▸ SET TASK:
Below is a listing; copy all of it exactly.

[Extracts from a graphics dataset]
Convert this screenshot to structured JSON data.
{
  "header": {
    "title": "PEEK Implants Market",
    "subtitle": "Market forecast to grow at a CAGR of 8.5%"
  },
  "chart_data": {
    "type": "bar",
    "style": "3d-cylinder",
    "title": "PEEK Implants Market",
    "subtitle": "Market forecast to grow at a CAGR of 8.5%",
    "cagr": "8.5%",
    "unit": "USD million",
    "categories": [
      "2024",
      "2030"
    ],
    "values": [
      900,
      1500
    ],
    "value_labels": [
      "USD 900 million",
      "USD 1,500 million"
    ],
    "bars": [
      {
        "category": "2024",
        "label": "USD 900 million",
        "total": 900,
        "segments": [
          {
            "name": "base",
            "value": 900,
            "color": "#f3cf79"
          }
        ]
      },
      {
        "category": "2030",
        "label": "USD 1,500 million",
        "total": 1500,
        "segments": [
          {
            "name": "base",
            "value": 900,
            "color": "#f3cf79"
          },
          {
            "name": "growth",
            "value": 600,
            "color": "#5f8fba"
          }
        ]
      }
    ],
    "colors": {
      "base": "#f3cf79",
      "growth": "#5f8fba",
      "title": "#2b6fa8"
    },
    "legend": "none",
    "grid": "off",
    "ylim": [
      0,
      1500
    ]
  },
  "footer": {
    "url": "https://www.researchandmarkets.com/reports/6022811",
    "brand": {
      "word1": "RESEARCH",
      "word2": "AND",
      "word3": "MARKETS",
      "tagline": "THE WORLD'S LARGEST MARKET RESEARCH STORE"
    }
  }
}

▸ THE OUTPUT:
Convert this screenshot to structured JSON data.
{
  "header": {
    "title": "PEEK Implants Market",
    "subtitle": "Market forecast to grow at a CAGR of 8.5%"
  },
  "chart_data": {
    "type": "bar",
    "style": "3d-cylinder",
    "title": "PEEK Implants Market",
    "subtitle": "Market forecast to grow at a CAGR of 8.5%",
    "cagr": "8.5%",
    "unit": "USD million",
    "categories": [
      "2024",
      "2030"
    ],
    "values": [
      900,
      1500
    ],
    "value_labels": [
      "USD 900 million",
      "USD 1,500 million"
    ],
    "bars": [
      {
        "category": "2024",
        "label": "USD 900 million",
        "total": 900,
        "segments": [
          {
            "name": "base",
            "value": 900,
            "color": "#f3cf79"
          }
        ]
      },
      {
        "category": "2030",
        "label": "USD 1,500 million",
        "total": 1500,
        "segments": [
          {
            "name": "base",
            "value": 900,
            "color": "#f3cf79"
          },
          {
            "name": "growth",
            "value": 600,
            "color": "#5f8fba"
          }
        ]
      }
    ],
    "colors": {
      "base": "#f3cf79",
      "growth": "#5f8fba",
      "title": "#2b6fa8"
    },
    "legend": "none",
    "grid": "off",
    "ylim": [
      0,
      1500
    ]
  },
  "footer": {
    "url": "https://www.researchandmarkets.com/reports/6022811",
    "brand": {
      "word1": "RESEARCH",
      "word2": "AND",
      "word3": "MARKETS",
      "tagline": "THE WORLD'S LARGEST MARKET RESEARCH STORE"
    }
  }
}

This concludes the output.